• EXERCISE DESCRIPTION: Write out each of the records below word for word, changing nothing.

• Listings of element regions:
——————
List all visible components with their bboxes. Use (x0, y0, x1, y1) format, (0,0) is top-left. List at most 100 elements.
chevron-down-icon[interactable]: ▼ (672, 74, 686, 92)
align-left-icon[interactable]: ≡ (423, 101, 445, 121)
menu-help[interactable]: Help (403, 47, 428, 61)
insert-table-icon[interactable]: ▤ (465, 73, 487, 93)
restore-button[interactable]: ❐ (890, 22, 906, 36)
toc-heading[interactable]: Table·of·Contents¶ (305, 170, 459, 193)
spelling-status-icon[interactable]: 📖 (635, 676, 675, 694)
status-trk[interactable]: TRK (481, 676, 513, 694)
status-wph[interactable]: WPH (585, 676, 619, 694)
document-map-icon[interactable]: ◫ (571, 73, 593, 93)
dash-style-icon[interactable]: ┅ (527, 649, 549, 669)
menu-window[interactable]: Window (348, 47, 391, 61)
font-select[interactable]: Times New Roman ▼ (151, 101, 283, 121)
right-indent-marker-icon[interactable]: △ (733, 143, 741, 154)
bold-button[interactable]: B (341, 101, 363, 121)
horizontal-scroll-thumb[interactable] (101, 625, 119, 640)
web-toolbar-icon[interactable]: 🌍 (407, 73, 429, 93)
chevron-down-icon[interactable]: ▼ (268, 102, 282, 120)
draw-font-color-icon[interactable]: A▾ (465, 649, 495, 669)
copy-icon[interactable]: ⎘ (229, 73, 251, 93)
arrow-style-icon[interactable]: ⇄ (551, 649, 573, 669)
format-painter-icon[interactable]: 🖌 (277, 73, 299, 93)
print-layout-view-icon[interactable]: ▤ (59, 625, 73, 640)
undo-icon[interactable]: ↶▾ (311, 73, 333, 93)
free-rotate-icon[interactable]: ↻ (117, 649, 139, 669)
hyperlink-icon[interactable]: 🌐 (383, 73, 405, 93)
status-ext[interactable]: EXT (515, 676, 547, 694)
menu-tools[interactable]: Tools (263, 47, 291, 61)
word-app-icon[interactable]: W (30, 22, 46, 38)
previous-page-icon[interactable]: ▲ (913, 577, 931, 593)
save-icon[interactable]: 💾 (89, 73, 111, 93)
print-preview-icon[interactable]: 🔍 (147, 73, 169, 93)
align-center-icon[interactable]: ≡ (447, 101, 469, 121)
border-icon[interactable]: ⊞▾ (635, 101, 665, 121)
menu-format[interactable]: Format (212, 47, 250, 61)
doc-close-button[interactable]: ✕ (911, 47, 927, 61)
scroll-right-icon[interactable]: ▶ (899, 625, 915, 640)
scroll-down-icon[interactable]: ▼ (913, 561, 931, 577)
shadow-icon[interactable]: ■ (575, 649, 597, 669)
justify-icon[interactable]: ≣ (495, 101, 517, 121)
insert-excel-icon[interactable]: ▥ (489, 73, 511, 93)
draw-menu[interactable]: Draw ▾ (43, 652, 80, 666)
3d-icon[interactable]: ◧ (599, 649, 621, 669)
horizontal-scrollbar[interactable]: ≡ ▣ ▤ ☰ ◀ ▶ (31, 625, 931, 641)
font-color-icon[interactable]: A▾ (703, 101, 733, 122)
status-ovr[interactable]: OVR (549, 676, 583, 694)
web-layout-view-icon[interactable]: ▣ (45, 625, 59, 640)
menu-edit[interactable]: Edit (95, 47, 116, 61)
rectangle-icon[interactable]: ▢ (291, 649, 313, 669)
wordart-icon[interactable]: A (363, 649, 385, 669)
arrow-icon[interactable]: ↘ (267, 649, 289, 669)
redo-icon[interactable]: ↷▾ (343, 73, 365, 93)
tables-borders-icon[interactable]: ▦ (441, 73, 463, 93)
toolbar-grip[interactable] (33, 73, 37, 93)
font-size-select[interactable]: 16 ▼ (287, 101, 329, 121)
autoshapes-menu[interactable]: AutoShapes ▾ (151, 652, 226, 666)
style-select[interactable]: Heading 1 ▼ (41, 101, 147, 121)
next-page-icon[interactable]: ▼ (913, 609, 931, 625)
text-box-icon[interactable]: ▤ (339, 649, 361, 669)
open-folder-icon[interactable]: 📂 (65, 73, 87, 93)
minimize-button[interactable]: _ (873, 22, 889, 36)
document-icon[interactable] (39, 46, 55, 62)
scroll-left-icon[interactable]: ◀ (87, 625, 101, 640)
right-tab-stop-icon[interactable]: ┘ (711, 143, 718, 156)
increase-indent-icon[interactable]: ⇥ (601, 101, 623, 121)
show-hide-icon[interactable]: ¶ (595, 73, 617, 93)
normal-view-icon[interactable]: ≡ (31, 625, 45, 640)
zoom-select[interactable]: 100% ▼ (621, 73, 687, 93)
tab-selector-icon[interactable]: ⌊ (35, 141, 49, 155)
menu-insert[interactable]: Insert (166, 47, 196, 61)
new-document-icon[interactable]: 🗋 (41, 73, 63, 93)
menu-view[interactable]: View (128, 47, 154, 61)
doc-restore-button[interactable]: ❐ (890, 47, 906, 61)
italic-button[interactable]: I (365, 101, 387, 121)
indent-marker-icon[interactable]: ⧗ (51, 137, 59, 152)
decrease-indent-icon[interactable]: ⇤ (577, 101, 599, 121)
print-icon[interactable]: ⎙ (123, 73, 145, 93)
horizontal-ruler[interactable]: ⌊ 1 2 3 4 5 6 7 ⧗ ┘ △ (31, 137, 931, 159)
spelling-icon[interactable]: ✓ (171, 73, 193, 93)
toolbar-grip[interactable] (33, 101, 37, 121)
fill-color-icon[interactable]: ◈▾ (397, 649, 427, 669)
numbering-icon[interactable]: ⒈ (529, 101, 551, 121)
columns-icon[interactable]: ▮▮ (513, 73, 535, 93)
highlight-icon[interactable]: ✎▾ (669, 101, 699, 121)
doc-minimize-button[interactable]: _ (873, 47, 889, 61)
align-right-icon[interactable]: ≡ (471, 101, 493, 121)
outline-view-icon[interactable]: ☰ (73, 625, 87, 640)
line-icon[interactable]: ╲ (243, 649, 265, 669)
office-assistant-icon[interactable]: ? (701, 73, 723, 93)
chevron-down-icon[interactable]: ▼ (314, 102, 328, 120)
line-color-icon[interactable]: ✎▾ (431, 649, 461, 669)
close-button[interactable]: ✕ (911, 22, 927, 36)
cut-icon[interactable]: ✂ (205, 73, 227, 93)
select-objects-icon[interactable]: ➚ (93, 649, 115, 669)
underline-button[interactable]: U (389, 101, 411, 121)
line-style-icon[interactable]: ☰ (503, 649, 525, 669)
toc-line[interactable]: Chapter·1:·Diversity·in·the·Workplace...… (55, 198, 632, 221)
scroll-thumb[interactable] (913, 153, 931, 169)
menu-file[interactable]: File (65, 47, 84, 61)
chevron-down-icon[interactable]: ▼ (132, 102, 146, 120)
——————
• OUTPUT:
List all visible components with their bboxes. Use (x0, y0, x1, y1) format, (0,0) is top-left. List at most 100 elements.
chevron-down-icon[interactable]: ▼ (672, 74, 686, 92)
align-left-icon[interactable]: ≡ (423, 101, 445, 121)
menu-help[interactable]: Help (403, 47, 428, 61)
insert-table-icon[interactable]: ▤ (465, 73, 487, 93)
restore-button[interactable]: ❐ (890, 22, 906, 36)
toc-heading[interactable]: Table·of·Contents¶ (305, 170, 459, 193)
spelling-status-icon[interactable]: 📖 (635, 676, 675, 694)
status-trk[interactable]: TRK (481, 676, 513, 694)
status-wph[interactable]: WPH (585, 676, 619, 694)
document-map-icon[interactable]: ◫ (571, 73, 593, 93)
dash-style-icon[interactable]: ┅ (527, 649, 549, 669)
menu-window[interactable]: Window (348, 47, 391, 61)
font-select[interactable]: Times New Roman ▼ (151, 101, 283, 121)
right-indent-marker-icon[interactable]: △ (733, 143, 741, 154)
bold-button[interactable]: B (341, 101, 363, 121)
horizontal-scroll-thumb[interactable] (101, 625, 119, 640)
web-toolbar-icon[interactable]: 🌍 (407, 73, 429, 93)
chevron-down-icon[interactable]: ▼ (268, 102, 282, 120)
draw-font-color-icon[interactable]: A▾ (465, 649, 495, 669)
copy-icon[interactable]: ⎘ (229, 73, 251, 93)
arrow-style-icon[interactable]: ⇄ (551, 649, 573, 669)
format-painter-icon[interactable]: 🖌 (277, 73, 299, 93)
print-layout-view-icon[interactable]: ▤ (59, 625, 73, 640)
undo-icon[interactable]: ↶▾ (311, 73, 333, 93)
free-rotate-icon[interactable]: ↻ (117, 649, 139, 669)
hyperlink-icon[interactable]: 🌐 (383, 73, 405, 93)
status-ext[interactable]: EXT (515, 676, 547, 694)
menu-tools[interactable]: Tools (263, 47, 291, 61)
word-app-icon[interactable]: W (30, 22, 46, 38)
previous-page-icon[interactable]: ▲ (913, 577, 931, 593)
save-icon[interactable]: 💾 (89, 73, 111, 93)
print-preview-icon[interactable]: 🔍 (147, 73, 169, 93)
align-center-icon[interactable]: ≡ (447, 101, 469, 121)
border-icon[interactable]: ⊞▾ (635, 101, 665, 121)
menu-format[interactable]: Format (212, 47, 250, 61)
doc-close-button[interactable]: ✕ (911, 47, 927, 61)
scroll-right-icon[interactable]: ▶ (899, 625, 915, 640)
scroll-down-icon[interactable]: ▼ (913, 561, 931, 577)
shadow-icon[interactable]: ■ (575, 649, 597, 669)
justify-icon[interactable]: ≣ (495, 101, 517, 121)
insert-excel-icon[interactable]: ▥ (489, 73, 511, 93)
draw-menu[interactable]: Draw ▾ (43, 652, 80, 666)
3d-icon[interactable]: ◧ (599, 649, 621, 669)
horizontal-scrollbar[interactable]: ≡ ▣ ▤ ☰ ◀ ▶ (31, 625, 931, 641)
font-color-icon[interactable]: A▾ (703, 101, 733, 122)
status-ovr[interactable]: OVR (549, 676, 583, 694)
web-layout-view-icon[interactable]: ▣ (45, 625, 59, 640)
menu-edit[interactable]: Edit (95, 47, 116, 61)
rectangle-icon[interactable]: ▢ (291, 649, 313, 669)
wordart-icon[interactable]: A (363, 649, 385, 669)
arrow-icon[interactable]: ↘ (267, 649, 289, 669)
redo-icon[interactable]: ↷▾ (343, 73, 365, 93)
tables-borders-icon[interactable]: ▦ (441, 73, 463, 93)
toolbar-grip[interactable] (33, 73, 37, 93)
font-size-select[interactable]: 16 ▼ (287, 101, 329, 121)
autoshapes-menu[interactable]: AutoShapes ▾ (151, 652, 226, 666)
style-select[interactable]: Heading 1 ▼ (41, 101, 147, 121)
next-page-icon[interactable]: ▼ (913, 609, 931, 625)
text-box-icon[interactable]: ▤ (339, 649, 361, 669)
open-folder-icon[interactable]: 📂 (65, 73, 87, 93)
minimize-button[interactable]: _ (873, 22, 889, 36)
document-icon[interactable] (39, 46, 55, 62)
scroll-left-icon[interactable]: ◀ (87, 625, 101, 640)
right-tab-stop-icon[interactable]: ┘ (711, 143, 718, 156)
increase-indent-icon[interactable]: ⇥ (601, 101, 623, 121)
show-hide-icon[interactable]: ¶ (595, 73, 617, 93)
normal-view-icon[interactable]: ≡ (31, 625, 45, 640)
zoom-select[interactable]: 100% ▼ (621, 73, 687, 93)
tab-selector-icon[interactable]: ⌊ (35, 141, 49, 155)
menu-insert[interactable]: Insert (166, 47, 196, 61)
new-document-icon[interactable]: 🗋 (41, 73, 63, 93)
menu-view[interactable]: View (128, 47, 154, 61)
doc-restore-button[interactable]: ❐ (890, 47, 906, 61)
italic-button[interactable]: I (365, 101, 387, 121)
indent-marker-icon[interactable]: ⧗ (51, 137, 59, 152)
decrease-indent-icon[interactable]: ⇤ (577, 101, 599, 121)
print-icon[interactable]: ⎙ (123, 73, 145, 93)
horizontal-ruler[interactable]: ⌊ 1 2 3 4 5 6 7 ⧗ ┘ △ (31, 137, 931, 159)
spelling-icon[interactable]: ✓ (171, 73, 193, 93)
toolbar-grip[interactable] (33, 101, 37, 121)
fill-color-icon[interactable]: ◈▾ (397, 649, 427, 669)
numbering-icon[interactable]: ⒈ (529, 101, 551, 121)
columns-icon[interactable]: ▮▮ (513, 73, 535, 93)
highlight-icon[interactable]: ✎▾ (669, 101, 699, 121)
doc-minimize-button[interactable]: _ (873, 47, 889, 61)
align-right-icon[interactable]: ≡ (471, 101, 493, 121)
outline-view-icon[interactable]: ☰ (73, 625, 87, 640)
line-icon[interactable]: ╲ (243, 649, 265, 669)
office-assistant-icon[interactable]: ? (701, 73, 723, 93)
chevron-down-icon[interactable]: ▼ (314, 102, 328, 120)
line-color-icon[interactable]: ✎▾ (431, 649, 461, 669)
close-button[interactable]: ✕ (911, 22, 927, 36)
cut-icon[interactable]: ✂ (205, 73, 227, 93)
select-objects-icon[interactable]: ➚ (93, 649, 115, 669)
underline-button[interactable]: U (389, 101, 411, 121)
line-style-icon[interactable]: ☰ (503, 649, 525, 669)
toc-line[interactable]: Chapter·1:·Diversity·in·the·Workplace...… (55, 198, 632, 221)
scroll-thumb[interactable] (913, 153, 931, 169)
menu-file[interactable]: File (65, 47, 84, 61)
chevron-down-icon[interactable]: ▼ (132, 102, 146, 120)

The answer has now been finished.